▶ Collected data
▼▼▼

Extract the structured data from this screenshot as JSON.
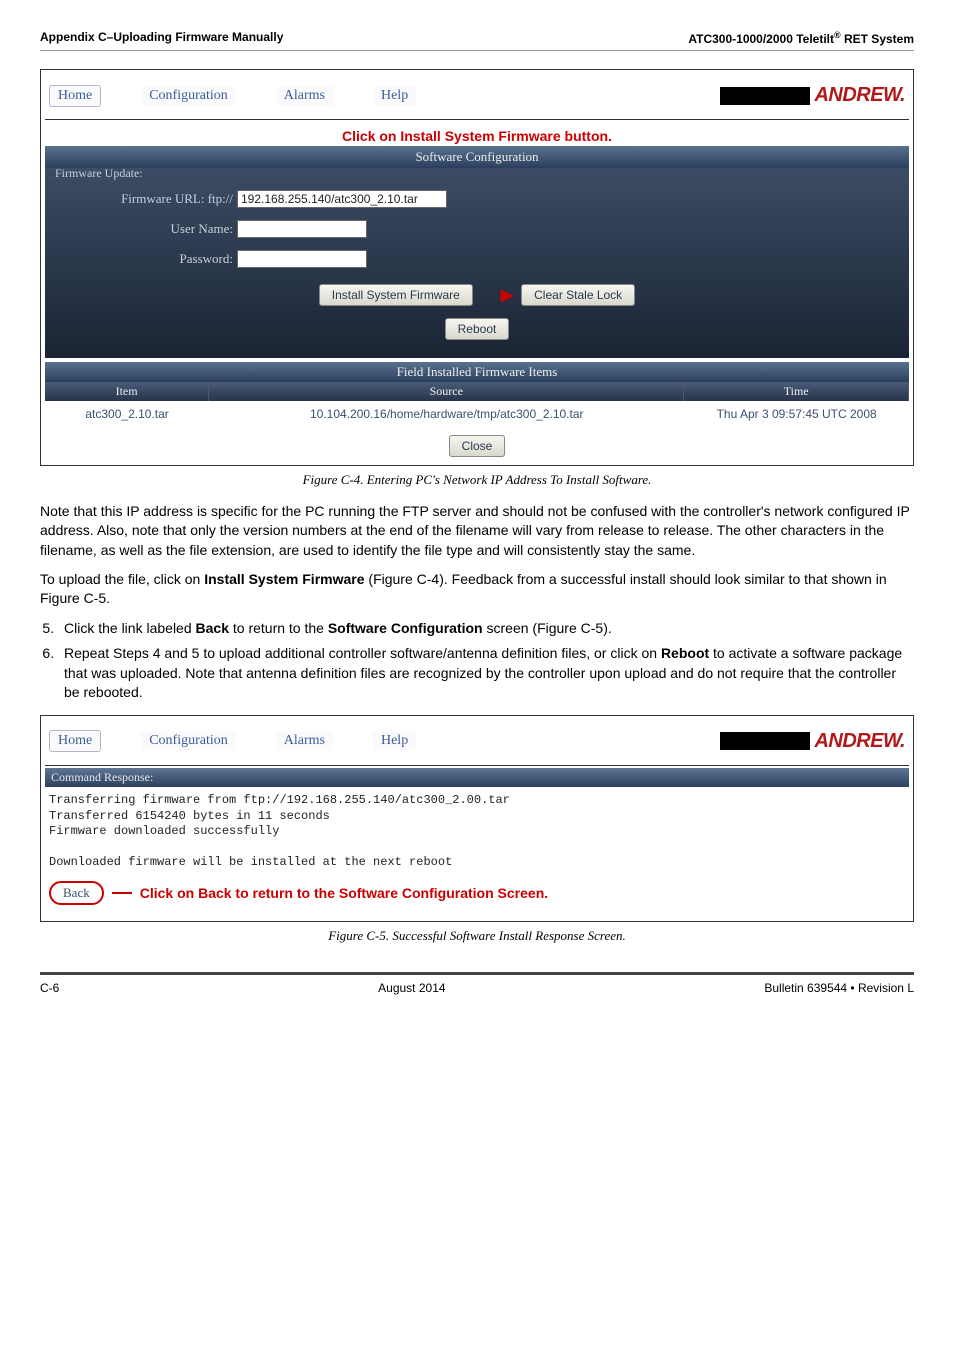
{
  "header": {
    "left": "Appendix C–Uploading Firmware Manually",
    "right_prefix": "ATC300-1000/2000 Teletilt",
    "right_sup": "®",
    "right_suffix": " RET System"
  },
  "screenshot1": {
    "tabs": {
      "home": "Home",
      "config": "Configuration",
      "alarms": "Alarms",
      "help": "Help"
    },
    "logo_text": "ANDREW.",
    "callout": "Click on Install System Firmware button.",
    "software_config_bar": "Software Configuration",
    "fw_legend": "Firmware Update:",
    "fields": {
      "url_label": "Firmware URL: ftp://",
      "url_value": "192.168.255.140/atc300_2.10.tar",
      "user_label": "User Name:",
      "user_value": "",
      "pass_label": "Password:",
      "pass_value": ""
    },
    "buttons": {
      "install": "Install System Firmware",
      "clear": "Clear Stale Lock",
      "reboot": "Reboot",
      "close": "Close"
    },
    "table": {
      "title": "Field Installed Firmware Items",
      "cols": {
        "item": "Item",
        "source": "Source",
        "time": "Time"
      },
      "row": {
        "item": "atc300_2.10.tar",
        "source": "10.104.200.16/home/hardware/tmp/atc300_2.10.tar",
        "time": "Thu Apr 3 09:57:45 UTC 2008"
      }
    }
  },
  "caption1": "Figure C-4. Entering PC's Network IP Address To Install Software.",
  "para1": "Note that this IP address is specific for the PC running the FTP server and should not be confused with the controller's network configured IP address. Also, note that only the version numbers at the end of the filename will vary from release to release. The other characters in the filename, as well as the file extension, are used to identify the file type and will consistently stay the same.",
  "para2_pre": "To upload the file, click on ",
  "para2_bold": "Install System Firmware",
  "para2_post": " (Figure C‑4). Feedback from a successful install should look similar to that shown in Figure C‑5.",
  "step5": {
    "pre": "Click the link labeled ",
    "b1": "Back",
    "mid": " to return to the ",
    "b2": "Software Configuration",
    "post": " screen (Figure C‑5)."
  },
  "step6": {
    "pre": "Repeat Steps 4 and 5 to upload additional controller software/antenna definition files, or click on ",
    "b1": "Reboot",
    "post": " to activate a software package that was uploaded. Note that antenna definition files are recognized by the controller upon upload and do not require that the controller be rebooted."
  },
  "screenshot2": {
    "tabs": {
      "home": "Home",
      "config": "Configuration",
      "alarms": "Alarms",
      "help": "Help"
    },
    "logo_text": "ANDREW.",
    "cmd_bar": "Command Response:",
    "lines": [
      "Transferring firmware from ftp://192.168.255.140/atc300_2.00.tar",
      "Transferred 6154240 bytes in 11 seconds",
      "Firmware downloaded successfully",
      "",
      "Downloaded firmware will be installed at the next reboot"
    ],
    "back_label": "Back",
    "back_callout_pre": "Click on ",
    "back_callout_b1": "Back",
    "back_callout_mid": " to return to the ",
    "back_callout_b2": "Software Configuration",
    "back_callout_post": " Screen."
  },
  "caption2": "Figure C-5. Successful Software Install Response Screen.",
  "footer": {
    "left": "C-6",
    "center": "August 2014",
    "right": "Bulletin 639544  •  Revision L"
  }
}
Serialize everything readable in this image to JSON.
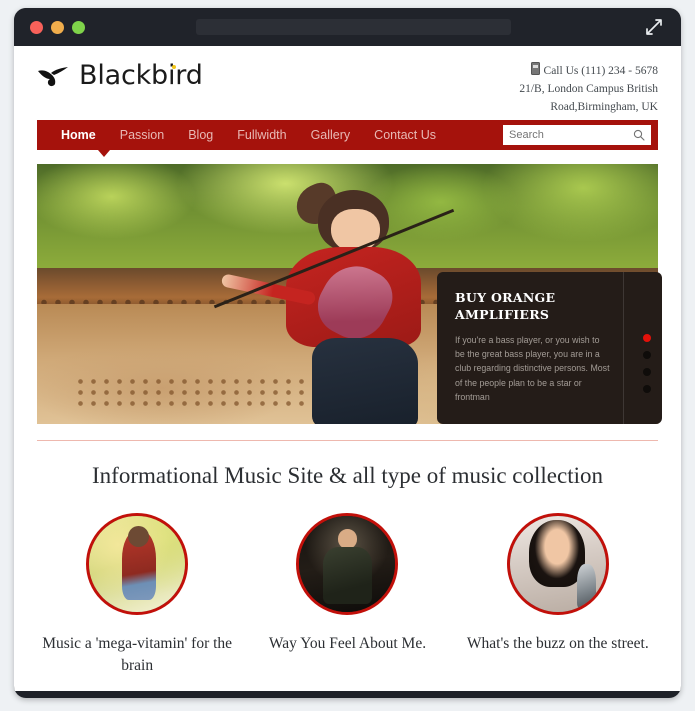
{
  "window": {
    "traffic_lights": [
      "close",
      "minimize",
      "maximize"
    ],
    "address_value": "",
    "expand_icon": "expand-arrows-icon",
    "chrome_color": "#20232a"
  },
  "site": {
    "logo": {
      "text": "Blackbird",
      "icon": "bird-icon",
      "dot_color": "#f2c617"
    },
    "contact": {
      "phone_icon": "mobile-phone-icon",
      "phone_label": "Call Us (111) 234 - 5678",
      "address_line_1": "21/B, London Campus British",
      "address_line_2": "Road,Birmingham, UK"
    },
    "nav": {
      "accent_color": "#a5120c",
      "items": [
        {
          "label": "Home",
          "active": true
        },
        {
          "label": "Passion",
          "active": false
        },
        {
          "label": "Blog",
          "active": false
        },
        {
          "label": "Fullwidth",
          "active": false
        },
        {
          "label": "Gallery",
          "active": false
        },
        {
          "label": "Contact Us",
          "active": false
        }
      ],
      "search": {
        "placeholder": "Search",
        "value": "",
        "icon": "search-icon"
      }
    },
    "slider": {
      "image_alt": "Woman playing violin outdoors on a rusty bridge",
      "caption": {
        "title": "BUY ORANGE AMPLIFIERS",
        "text": "If you're a bass player, or you wish to be the great bass player, you are in a club regarding distinctive persons. Most of the people plan to be a star or frontman"
      },
      "bullets": [
        {
          "active": true
        },
        {
          "active": false
        },
        {
          "active": false
        },
        {
          "active": false
        }
      ],
      "active_bullet_color": "#e3110a"
    },
    "section": {
      "divider_color": "#eeb8ae",
      "heading": "Informational Music Site & all type of music collection",
      "cards": [
        {
          "thumb": "violinist-thumbnail",
          "caption": "Music a 'mega-vitamin' for the brain"
        },
        {
          "thumb": "guitarist-thumbnail",
          "caption": "Way You Feel About Me."
        },
        {
          "thumb": "singer-thumbnail",
          "caption": "What's the buzz on the street."
        }
      ],
      "circle_border_color": "#c2100a"
    }
  }
}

▲▲▲

▶ Exercise details
Gather up, from the records above, each line where the word "controller" appears.

▶ Task solution
  "para1": "Note that this IP address is specific for the PC running the FTP server and should not be confused with the controller's network configured IP address. Also, note that only the version numbers at the end of the filename will vary from release to release. The other characters in the filename, as well as the file extension, are used to identify the file type and will consistently stay the same.",
    "pre": "Repeat Steps 4 and 5 to upload additional controller software/antenna definition files, or click on ",
    "post": " to activate a software package that was uploaded. Note that antenna definition files are recognized by the controller upon upload and do not require that the controller be rebooted."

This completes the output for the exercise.